> [Written exercise]: Find each line with the string "гарантийного" and copy it.
## begin Material supplied
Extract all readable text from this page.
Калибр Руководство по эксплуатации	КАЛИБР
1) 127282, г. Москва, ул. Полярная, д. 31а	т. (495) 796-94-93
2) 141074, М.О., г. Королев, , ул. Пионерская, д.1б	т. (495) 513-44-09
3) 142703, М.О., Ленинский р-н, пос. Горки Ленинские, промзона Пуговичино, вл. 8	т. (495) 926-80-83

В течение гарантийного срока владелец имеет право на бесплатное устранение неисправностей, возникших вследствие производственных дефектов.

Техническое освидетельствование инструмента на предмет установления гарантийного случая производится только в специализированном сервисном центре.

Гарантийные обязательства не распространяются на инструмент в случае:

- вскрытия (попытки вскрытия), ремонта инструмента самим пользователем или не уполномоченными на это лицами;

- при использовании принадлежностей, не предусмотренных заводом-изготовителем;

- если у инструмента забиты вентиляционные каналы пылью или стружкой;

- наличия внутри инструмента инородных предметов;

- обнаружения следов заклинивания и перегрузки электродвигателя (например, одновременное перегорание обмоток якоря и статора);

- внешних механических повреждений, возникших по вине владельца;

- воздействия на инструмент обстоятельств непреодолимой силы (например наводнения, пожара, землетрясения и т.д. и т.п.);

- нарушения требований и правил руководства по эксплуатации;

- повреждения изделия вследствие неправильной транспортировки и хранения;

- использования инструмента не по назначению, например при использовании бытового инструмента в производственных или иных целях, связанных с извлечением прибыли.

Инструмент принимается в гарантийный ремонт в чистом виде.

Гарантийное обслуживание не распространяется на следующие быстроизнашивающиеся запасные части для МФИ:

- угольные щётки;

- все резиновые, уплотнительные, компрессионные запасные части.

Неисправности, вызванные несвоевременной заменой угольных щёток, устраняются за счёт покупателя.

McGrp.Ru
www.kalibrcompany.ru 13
## end Material supplied
> [Complete response]:
В течение гарантийного срока владелец имеет право на бесплатное устранение неисправностей, возникших вследствие производственных дефектов.
Техническое освидетельствование инструмента на предмет установления гарантийного случая производится только в специализированном сервисном центре.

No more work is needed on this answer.